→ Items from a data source
_ _ _ _

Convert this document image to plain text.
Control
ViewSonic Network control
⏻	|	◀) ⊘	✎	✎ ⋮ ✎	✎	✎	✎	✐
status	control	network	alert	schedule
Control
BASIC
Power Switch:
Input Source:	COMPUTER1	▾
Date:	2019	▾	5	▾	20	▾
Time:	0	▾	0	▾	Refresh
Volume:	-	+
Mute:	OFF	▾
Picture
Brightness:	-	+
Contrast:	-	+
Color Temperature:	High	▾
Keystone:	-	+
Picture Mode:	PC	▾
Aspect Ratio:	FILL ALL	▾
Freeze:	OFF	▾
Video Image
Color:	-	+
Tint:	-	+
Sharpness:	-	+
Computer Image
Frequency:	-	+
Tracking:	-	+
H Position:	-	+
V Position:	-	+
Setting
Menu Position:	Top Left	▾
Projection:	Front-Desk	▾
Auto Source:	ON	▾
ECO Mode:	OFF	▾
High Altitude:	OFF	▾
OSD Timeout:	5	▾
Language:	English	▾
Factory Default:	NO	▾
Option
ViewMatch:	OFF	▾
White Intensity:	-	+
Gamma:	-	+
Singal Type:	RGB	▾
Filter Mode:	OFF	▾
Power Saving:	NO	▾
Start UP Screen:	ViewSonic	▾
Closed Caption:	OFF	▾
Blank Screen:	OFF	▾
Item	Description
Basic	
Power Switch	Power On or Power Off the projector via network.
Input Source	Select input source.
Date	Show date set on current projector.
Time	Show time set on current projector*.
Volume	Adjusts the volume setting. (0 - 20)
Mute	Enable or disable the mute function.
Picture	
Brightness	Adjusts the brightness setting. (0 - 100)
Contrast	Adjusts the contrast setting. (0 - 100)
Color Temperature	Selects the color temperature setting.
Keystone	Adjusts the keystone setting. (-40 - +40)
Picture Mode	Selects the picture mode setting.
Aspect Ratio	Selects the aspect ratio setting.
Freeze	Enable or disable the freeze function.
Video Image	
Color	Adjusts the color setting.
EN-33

_ _ _ _

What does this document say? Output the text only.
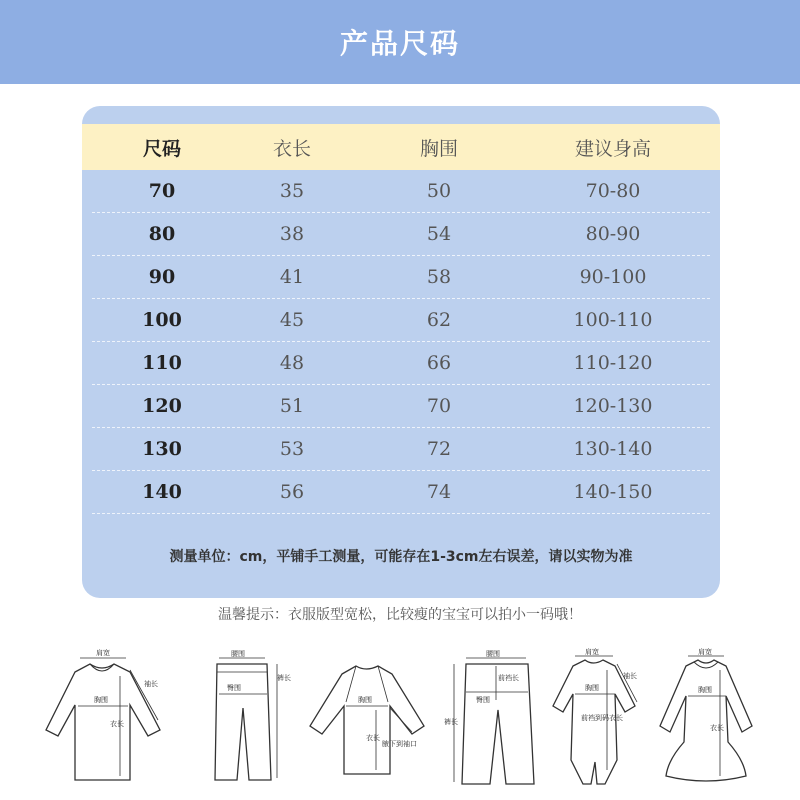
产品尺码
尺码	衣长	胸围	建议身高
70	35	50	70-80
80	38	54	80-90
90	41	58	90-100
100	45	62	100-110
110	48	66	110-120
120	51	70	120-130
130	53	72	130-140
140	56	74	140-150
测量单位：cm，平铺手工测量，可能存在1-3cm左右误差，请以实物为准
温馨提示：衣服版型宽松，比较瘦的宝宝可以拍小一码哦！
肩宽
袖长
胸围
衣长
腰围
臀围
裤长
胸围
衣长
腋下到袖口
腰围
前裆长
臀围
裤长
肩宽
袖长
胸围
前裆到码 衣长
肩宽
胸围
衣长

_ _ _ _

→ PROBLEM DESCRIPTION
Go through the listing above and locate each line that holds the word "Contrast". Copy those lines.

→ EXERCISE ANSWER
Contrast:	-	+
Contrast	Adjusts the contrast setting. (0 - 100)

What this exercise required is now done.